▸ PROBLEM DETAILS
Every entry must be duplicated precisely as written.

··· WORKING DATA

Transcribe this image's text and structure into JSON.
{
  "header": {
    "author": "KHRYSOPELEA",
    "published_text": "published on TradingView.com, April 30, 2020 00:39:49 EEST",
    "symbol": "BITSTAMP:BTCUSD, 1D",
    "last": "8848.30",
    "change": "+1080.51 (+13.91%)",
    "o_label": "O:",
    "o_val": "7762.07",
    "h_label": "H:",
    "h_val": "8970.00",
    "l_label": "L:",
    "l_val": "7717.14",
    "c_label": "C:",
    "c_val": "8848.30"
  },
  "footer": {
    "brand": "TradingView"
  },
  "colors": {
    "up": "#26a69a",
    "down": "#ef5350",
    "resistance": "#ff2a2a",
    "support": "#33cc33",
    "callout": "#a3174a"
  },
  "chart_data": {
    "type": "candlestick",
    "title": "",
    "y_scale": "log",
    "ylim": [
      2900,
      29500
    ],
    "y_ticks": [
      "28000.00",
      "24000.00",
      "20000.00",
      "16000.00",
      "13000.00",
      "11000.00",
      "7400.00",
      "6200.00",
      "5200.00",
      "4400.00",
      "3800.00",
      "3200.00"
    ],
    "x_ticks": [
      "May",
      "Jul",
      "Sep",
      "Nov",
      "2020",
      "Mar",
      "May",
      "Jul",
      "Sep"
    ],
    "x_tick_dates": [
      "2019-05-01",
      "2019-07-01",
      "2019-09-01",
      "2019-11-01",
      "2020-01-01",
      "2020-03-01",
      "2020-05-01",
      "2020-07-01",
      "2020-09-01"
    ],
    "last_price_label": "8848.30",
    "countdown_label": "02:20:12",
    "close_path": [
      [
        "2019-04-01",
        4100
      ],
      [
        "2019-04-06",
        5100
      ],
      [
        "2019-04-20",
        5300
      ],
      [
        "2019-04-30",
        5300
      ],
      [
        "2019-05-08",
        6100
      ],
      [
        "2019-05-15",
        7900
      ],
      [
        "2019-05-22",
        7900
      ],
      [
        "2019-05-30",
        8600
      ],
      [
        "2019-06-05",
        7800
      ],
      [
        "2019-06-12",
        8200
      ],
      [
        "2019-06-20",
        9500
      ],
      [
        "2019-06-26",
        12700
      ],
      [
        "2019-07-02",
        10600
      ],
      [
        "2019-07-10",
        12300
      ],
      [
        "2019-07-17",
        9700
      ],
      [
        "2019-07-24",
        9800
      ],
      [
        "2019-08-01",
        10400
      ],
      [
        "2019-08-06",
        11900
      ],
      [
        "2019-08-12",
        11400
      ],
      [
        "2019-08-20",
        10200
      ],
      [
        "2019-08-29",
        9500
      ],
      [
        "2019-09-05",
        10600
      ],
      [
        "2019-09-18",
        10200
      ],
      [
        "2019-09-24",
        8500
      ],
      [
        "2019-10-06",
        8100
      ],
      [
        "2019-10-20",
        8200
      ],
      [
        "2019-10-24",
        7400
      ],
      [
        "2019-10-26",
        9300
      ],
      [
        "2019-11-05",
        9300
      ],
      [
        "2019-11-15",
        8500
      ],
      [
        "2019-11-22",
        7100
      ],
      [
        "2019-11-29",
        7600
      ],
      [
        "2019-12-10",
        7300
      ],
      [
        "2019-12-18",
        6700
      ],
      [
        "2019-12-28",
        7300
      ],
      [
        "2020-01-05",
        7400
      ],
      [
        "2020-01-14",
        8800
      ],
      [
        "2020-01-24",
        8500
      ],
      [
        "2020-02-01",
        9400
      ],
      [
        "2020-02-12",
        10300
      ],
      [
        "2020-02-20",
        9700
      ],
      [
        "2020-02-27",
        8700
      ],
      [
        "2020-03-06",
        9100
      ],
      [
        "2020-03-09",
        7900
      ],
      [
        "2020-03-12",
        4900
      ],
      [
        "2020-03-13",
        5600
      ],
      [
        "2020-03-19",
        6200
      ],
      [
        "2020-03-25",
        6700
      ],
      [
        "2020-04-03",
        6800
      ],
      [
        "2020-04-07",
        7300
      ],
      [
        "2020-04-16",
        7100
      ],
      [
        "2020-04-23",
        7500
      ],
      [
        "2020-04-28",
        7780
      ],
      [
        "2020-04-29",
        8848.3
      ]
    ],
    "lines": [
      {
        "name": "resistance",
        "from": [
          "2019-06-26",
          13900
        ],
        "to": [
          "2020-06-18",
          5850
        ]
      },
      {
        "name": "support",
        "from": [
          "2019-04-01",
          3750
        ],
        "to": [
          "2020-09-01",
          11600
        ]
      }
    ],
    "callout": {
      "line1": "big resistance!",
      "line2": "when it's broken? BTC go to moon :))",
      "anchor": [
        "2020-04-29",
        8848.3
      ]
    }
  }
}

······

▸ COMPLETE OUTPUT
Transcribe this image's text and structure into JSON.
{
  "header": {
    "author": "KHRYSOPELEA",
    "published_text": "published on TradingView.com, April 30, 2020 00:39:49 EEST",
    "symbol": "BITSTAMP:BTCUSD, 1D",
    "last": "8848.30",
    "change": "+1080.51 (+13.91%)",
    "o_label": "O:",
    "o_val": "7762.07",
    "h_label": "H:",
    "h_val": "8970.00",
    "l_label": "L:",
    "l_val": "7717.14",
    "c_label": "C:",
    "c_val": "8848.30"
  },
  "footer": {
    "brand": "TradingView"
  },
  "colors": {
    "up": "#26a69a",
    "down": "#ef5350",
    "resistance": "#ff2a2a",
    "support": "#33cc33",
    "callout": "#a3174a"
  },
  "chart_data": {
    "type": "candlestick",
    "title": "",
    "y_scale": "log",
    "ylim": [
      2900,
      29500
    ],
    "y_ticks": [
      "28000.00",
      "24000.00",
      "20000.00",
      "16000.00",
      "13000.00",
      "11000.00",
      "7400.00",
      "6200.00",
      "5200.00",
      "4400.00",
      "3800.00",
      "3200.00"
    ],
    "x_ticks": [
      "May",
      "Jul",
      "Sep",
      "Nov",
      "2020",
      "Mar",
      "May",
      "Jul",
      "Sep"
    ],
    "x_tick_dates": [
      "2019-05-01",
      "2019-07-01",
      "2019-09-01",
      "2019-11-01",
      "2020-01-01",
      "2020-03-01",
      "2020-05-01",
      "2020-07-01",
      "2020-09-01"
    ],
    "last_price_label": "8848.30",
    "countdown_label": "02:20:12",
    "close_path": [
      [
        "2019-04-01",
        4100
      ],
      [
        "2019-04-06",
        5100
      ],
      [
        "2019-04-20",
        5300
      ],
      [
        "2019-04-30",
        5300
      ],
      [
        "2019-05-08",
        6100
      ],
      [
        "2019-05-15",
        7900
      ],
      [
        "2019-05-22",
        7900
      ],
      [
        "2019-05-30",
        8600
      ],
      [
        "2019-06-05",
        7800
      ],
      [
        "2019-06-12",
        8200
      ],
      [
        "2019-06-20",
        9500
      ],
      [
        "2019-06-26",
        12700
      ],
      [
        "2019-07-02",
        10600
      ],
      [
        "2019-07-10",
        12300
      ],
      [
        "2019-07-17",
        9700
      ],
      [
        "2019-07-24",
        9800
      ],
      [
        "2019-08-01",
        10400
      ],
      [
        "2019-08-06",
        11900
      ],
      [
        "2019-08-12",
        11400
      ],
      [
        "2019-08-20",
        10200
      ],
      [
        "2019-08-29",
        9500
      ],
      [
        "2019-09-05",
        10600
      ],
      [
        "2019-09-18",
        10200
      ],
      [
        "2019-09-24",
        8500
      ],
      [
        "2019-10-06",
        8100
      ],
      [
        "2019-10-20",
        8200
      ],
      [
        "2019-10-24",
        7400
      ],
      [
        "2019-10-26",
        9300
      ],
      [
        "2019-11-05",
        9300
      ],
      [
        "2019-11-15",
        8500
      ],
      [
        "2019-11-22",
        7100
      ],
      [
        "2019-11-29",
        7600
      ],
      [
        "2019-12-10",
        7300
      ],
      [
        "2019-12-18",
        6700
      ],
      [
        "2019-12-28",
        7300
      ],
      [
        "2020-01-05",
        7400
      ],
      [
        "2020-01-14",
        8800
      ],
      [
        "2020-01-24",
        8500
      ],
      [
        "2020-02-01",
        9400
      ],
      [
        "2020-02-12",
        10300
      ],
      [
        "2020-02-20",
        9700
      ],
      [
        "2020-02-27",
        8700
      ],
      [
        "2020-03-06",
        9100
      ],
      [
        "2020-03-09",
        7900
      ],
      [
        "2020-03-12",
        4900
      ],
      [
        "2020-03-13",
        5600
      ],
      [
        "2020-03-19",
        6200
      ],
      [
        "2020-03-25",
        6700
      ],
      [
        "2020-04-03",
        6800
      ],
      [
        "2020-04-07",
        7300
      ],
      [
        "2020-04-16",
        7100
      ],
      [
        "2020-04-23",
        7500
      ],
      [
        "2020-04-28",
        7780
      ],
      [
        "2020-04-29",
        8848.3
      ]
    ],
    "lines": [
      {
        "name": "resistance",
        "from": [
          "2019-06-26",
          13900
        ],
        "to": [
          "2020-06-18",
          5850
        ]
      },
      {
        "name": "support",
        "from": [
          "2019-04-01",
          3750
        ],
        "to": [
          "2020-09-01",
          11600
        ]
      }
    ],
    "callout": {
      "line1": "big resistance!",
      "line2": "when it's broken? BTC go to moon :))",
      "anchor": [
        "2020-04-29",
        8848.3
      ]
    }
  }
}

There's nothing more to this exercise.